◆ **TASK DIRECTIONS**
Each line below should be reproduced without any alteration.
+++ RECORDS PROVIDED +++
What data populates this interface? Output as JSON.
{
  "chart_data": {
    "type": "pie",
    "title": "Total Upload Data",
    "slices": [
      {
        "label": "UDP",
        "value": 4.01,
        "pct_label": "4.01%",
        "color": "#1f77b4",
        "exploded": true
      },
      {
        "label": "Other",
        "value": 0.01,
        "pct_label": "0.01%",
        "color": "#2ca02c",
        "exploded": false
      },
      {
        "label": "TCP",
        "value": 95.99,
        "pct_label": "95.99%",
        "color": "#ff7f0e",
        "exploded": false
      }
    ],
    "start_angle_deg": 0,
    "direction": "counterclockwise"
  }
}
+++
◆ **COMPLETED TASK**
What data populates this interface? Output as JSON.
{
  "chart_data": {
    "type": "pie",
    "title": "Total Upload Data",
    "slices": [
      {
        "label": "UDP",
        "value": 4.01,
        "pct_label": "4.01%",
        "color": "#1f77b4",
        "exploded": true
      },
      {
        "label": "Other",
        "value": 0.01,
        "pct_label": "0.01%",
        "color": "#2ca02c",
        "exploded": false
      },
      {
        "label": "TCP",
        "value": 95.99,
        "pct_label": "95.99%",
        "color": "#ff7f0e",
        "exploded": false
      }
    ],
    "start_angle_deg": 0,
    "direction": "counterclockwise"
  }
}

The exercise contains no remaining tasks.